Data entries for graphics
· · · · ·

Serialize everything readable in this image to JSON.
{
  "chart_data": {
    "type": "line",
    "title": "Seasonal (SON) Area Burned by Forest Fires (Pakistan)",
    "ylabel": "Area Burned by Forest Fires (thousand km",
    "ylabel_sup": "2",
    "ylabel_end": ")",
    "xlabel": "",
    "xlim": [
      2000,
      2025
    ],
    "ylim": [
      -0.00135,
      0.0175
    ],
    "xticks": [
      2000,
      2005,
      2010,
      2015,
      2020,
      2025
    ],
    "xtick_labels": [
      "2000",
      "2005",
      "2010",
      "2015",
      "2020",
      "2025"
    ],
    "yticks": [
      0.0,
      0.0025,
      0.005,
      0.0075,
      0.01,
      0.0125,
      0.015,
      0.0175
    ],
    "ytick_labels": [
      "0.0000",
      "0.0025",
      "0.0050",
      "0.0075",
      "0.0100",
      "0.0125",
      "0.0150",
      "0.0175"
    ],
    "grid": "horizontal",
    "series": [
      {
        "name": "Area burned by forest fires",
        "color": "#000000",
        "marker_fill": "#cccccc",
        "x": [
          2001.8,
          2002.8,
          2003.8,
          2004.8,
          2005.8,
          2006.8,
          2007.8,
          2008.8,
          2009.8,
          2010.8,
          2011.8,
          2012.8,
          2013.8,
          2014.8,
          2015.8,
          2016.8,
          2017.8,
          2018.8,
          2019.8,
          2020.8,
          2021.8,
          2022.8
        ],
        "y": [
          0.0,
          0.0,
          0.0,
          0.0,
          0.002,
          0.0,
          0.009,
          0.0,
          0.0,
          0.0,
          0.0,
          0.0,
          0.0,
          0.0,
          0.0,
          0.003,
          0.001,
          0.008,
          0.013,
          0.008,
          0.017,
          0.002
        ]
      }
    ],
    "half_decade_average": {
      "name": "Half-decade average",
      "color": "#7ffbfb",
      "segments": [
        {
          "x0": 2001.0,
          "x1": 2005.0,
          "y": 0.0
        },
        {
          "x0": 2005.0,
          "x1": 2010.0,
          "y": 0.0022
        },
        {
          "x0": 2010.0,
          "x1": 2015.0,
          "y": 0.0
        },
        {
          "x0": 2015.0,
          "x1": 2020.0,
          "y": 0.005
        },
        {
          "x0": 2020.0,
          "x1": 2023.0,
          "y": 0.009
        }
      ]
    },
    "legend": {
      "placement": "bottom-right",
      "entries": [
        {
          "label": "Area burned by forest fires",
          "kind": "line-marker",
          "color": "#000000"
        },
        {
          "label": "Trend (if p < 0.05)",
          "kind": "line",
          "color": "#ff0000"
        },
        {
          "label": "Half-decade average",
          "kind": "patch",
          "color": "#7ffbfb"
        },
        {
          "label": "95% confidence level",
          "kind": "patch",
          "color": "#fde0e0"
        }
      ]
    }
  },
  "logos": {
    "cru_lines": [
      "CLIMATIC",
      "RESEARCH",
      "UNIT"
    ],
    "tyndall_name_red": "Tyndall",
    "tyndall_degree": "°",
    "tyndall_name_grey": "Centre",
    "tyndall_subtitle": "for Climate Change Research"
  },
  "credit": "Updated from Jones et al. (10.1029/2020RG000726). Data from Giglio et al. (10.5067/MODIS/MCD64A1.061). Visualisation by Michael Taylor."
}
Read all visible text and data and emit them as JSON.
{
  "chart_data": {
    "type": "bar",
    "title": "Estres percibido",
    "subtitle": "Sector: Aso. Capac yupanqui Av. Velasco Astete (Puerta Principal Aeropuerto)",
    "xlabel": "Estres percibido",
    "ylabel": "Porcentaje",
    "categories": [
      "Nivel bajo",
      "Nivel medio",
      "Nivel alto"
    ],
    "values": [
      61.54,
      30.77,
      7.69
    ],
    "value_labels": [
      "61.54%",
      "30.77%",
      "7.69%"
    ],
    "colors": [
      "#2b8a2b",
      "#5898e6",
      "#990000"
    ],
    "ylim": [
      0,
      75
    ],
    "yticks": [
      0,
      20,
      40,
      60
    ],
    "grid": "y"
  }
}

· · · · ·

Track down the lines that include the word "JSON" and copy them.

__Task answer__:
Serialize everything readable in this image to JSON.
Read all visible text and data and emit them as JSON.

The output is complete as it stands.